» Short exercise
From the items below, output the lines as a JSON list of strings, one string per line, with blank lines omitted. Begin at the line that contains "Patent image size: (627, 924)." and continue through the line that contains "In FIG. 6, the fixed", including both of those lines.

· · · ·

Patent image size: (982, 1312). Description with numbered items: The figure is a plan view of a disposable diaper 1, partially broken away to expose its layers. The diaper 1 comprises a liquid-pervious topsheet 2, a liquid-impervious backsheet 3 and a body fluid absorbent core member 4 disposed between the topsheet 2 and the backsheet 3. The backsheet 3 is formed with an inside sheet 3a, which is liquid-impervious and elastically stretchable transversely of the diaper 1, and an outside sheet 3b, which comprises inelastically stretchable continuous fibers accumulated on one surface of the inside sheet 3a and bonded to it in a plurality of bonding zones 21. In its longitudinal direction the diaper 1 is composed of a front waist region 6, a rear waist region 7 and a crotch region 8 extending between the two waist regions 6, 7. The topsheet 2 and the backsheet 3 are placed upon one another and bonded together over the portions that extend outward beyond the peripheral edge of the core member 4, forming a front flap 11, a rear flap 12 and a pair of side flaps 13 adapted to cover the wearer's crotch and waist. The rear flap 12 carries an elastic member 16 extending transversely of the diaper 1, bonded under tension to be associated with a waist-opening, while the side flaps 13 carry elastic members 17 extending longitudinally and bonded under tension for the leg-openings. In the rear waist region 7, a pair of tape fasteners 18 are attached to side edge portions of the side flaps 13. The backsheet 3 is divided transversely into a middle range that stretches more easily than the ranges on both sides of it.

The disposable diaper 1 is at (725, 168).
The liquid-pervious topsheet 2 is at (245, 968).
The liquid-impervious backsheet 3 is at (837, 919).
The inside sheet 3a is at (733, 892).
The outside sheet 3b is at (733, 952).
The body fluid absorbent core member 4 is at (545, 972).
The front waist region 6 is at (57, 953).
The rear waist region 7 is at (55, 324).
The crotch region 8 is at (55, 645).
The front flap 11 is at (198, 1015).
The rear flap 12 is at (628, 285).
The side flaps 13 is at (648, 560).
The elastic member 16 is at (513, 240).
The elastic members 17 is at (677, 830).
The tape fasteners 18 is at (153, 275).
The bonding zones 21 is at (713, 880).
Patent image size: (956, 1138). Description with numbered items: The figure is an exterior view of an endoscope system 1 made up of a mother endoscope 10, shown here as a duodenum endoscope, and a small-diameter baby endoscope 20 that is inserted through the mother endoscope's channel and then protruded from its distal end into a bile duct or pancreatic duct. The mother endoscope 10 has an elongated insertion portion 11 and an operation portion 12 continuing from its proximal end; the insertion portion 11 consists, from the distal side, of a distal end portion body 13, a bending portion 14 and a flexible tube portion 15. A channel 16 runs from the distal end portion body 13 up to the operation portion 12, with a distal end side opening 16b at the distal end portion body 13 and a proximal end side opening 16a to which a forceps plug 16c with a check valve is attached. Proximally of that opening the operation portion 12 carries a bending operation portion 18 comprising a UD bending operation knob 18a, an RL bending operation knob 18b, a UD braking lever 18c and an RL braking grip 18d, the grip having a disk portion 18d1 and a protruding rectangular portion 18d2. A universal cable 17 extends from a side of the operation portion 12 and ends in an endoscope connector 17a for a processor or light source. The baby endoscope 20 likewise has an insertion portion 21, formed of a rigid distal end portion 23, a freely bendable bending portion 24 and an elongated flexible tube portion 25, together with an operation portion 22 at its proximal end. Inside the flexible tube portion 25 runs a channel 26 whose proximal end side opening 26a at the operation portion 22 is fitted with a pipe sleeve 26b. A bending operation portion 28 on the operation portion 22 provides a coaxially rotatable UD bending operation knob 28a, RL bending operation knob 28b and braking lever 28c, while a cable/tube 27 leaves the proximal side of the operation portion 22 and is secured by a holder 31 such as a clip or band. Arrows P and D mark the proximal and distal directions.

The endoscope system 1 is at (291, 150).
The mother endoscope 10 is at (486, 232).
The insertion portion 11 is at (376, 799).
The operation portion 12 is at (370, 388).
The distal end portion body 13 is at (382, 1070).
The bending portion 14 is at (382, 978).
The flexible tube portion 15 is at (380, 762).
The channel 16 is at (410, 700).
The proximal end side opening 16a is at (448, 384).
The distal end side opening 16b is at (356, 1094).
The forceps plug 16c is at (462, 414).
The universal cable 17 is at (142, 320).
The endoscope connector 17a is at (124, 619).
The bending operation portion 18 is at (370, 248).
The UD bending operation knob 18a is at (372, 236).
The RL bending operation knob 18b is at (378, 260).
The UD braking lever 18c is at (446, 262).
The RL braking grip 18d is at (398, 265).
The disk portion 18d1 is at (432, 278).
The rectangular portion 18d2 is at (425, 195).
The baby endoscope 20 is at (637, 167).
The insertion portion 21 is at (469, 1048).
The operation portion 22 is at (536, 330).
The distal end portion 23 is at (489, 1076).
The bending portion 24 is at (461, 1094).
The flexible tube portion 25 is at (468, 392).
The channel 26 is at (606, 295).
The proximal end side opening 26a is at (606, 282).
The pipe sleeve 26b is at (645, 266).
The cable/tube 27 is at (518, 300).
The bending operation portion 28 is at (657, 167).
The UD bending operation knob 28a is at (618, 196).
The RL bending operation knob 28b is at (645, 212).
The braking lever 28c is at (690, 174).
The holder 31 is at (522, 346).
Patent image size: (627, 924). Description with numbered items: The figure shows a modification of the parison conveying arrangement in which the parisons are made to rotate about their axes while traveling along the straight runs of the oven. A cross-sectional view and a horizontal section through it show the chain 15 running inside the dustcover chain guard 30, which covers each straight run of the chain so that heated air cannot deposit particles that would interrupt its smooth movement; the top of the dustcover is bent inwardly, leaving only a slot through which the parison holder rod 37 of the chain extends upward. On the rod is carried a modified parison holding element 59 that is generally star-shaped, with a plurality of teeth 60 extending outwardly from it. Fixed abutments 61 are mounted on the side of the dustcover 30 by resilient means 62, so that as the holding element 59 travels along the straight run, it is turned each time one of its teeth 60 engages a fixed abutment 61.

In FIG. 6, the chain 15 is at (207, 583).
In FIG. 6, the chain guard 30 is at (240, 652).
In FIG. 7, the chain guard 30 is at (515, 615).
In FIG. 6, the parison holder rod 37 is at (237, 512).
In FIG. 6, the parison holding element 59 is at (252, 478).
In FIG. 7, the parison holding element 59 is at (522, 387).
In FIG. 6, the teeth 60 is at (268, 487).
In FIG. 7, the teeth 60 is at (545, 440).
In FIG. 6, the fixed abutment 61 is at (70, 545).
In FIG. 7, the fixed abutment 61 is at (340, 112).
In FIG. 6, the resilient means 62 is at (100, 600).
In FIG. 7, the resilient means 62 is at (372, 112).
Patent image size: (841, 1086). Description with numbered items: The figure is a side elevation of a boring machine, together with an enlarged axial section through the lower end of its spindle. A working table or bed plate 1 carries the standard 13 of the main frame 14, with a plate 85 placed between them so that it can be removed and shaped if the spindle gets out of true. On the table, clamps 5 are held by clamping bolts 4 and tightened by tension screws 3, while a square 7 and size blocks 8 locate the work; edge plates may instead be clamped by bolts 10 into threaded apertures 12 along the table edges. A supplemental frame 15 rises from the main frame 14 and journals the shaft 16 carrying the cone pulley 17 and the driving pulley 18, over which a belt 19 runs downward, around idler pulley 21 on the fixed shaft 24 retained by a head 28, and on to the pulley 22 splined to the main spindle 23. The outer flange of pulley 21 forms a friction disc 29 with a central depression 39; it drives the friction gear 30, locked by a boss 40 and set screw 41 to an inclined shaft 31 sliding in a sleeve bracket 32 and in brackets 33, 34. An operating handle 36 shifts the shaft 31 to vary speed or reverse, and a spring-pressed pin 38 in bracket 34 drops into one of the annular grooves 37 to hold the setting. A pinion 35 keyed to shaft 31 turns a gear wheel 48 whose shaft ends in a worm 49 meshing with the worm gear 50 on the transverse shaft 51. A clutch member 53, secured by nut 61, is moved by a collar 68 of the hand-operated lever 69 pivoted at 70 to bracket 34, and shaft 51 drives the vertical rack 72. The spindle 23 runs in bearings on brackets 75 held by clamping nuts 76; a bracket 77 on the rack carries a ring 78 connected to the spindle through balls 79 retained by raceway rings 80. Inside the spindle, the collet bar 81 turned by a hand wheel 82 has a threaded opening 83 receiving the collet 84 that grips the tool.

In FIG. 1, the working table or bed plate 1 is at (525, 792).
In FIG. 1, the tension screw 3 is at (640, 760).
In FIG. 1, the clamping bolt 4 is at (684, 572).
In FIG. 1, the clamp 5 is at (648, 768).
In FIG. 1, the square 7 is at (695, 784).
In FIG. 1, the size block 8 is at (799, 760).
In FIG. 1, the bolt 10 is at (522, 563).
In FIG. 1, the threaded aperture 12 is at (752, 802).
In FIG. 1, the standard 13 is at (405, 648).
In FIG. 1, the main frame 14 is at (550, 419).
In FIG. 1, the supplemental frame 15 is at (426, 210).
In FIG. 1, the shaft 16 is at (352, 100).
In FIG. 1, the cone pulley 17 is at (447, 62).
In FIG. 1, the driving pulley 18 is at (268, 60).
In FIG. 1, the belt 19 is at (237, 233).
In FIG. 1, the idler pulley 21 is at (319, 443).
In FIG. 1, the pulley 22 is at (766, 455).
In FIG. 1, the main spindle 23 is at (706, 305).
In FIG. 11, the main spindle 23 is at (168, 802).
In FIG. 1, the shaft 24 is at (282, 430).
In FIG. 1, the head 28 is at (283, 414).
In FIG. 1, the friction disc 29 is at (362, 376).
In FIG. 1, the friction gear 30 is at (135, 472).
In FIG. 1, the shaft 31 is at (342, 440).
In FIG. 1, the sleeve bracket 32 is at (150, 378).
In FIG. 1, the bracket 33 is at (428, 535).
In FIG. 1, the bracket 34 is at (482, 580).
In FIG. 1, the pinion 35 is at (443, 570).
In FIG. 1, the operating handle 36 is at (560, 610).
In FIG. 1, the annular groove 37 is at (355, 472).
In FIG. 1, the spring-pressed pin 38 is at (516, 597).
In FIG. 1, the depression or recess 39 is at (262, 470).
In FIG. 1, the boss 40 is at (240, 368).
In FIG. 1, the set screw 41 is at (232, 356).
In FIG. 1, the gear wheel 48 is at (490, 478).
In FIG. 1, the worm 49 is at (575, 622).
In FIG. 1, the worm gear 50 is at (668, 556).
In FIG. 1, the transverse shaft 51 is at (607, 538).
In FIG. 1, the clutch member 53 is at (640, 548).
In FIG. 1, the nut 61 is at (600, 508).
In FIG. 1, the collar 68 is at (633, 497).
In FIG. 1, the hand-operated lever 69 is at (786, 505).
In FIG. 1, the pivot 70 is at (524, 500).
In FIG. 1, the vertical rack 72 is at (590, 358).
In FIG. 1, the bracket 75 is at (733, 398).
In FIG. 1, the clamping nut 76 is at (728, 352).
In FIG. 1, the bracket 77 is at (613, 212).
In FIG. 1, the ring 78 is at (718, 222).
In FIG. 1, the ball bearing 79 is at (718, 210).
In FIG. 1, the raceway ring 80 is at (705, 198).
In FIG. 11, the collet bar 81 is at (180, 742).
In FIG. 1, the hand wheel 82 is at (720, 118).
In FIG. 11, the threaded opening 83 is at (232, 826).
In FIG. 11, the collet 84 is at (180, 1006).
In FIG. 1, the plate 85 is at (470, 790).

· · · ·

» Output
[
  "Patent image size: (627, 924). Description with numbered items: The figure shows a modification of the parison conveying arrangement in which the parisons are made to rotate about their axes while traveling along the straight runs of the oven. A cross-sectional view and a horizontal section through it show the chain 15 running inside the dustcover chain guard 30, which covers each straight run of the chain so that heated air cannot deposit particles that would interrupt its smooth movement; the top of the dustcover is bent inwardly, leaving only a slot through which the parison holder rod 37 of the chain extends upward. On the rod is carried a modified parison holding element 59 that is generally star-shaped, with a plurality of teeth 60 extending outwardly from it. Fixed abutments 61 are mounted on the side of the dustcover 30 by resilient means 62, so that as the holding element 59 travels along the straight run, it is turned each time one of its teeth 60 engages a fixed abutment 61.",
  "In FIG. 6, the chain 15 is at (207, 583).",
  "In FIG. 6, the chain guard 30 is at (240, 652).",
  "In FIG. 7, the chain guard 30 is at (515, 615).",
  "In FIG. 6, the parison holder rod 37 is at (237, 512).",
  "In FIG. 6, the parison holding element 59 is at (252, 478).",
  "In FIG. 7, the parison holding element 59 is at (522, 387).",
  "In FIG. 6, the teeth 60 is at (268, 487).",
  "In FIG. 7, the teeth 60 is at (545, 440).",
  "In FIG. 6, the fixed abutment 61 is at (70, 545)."
]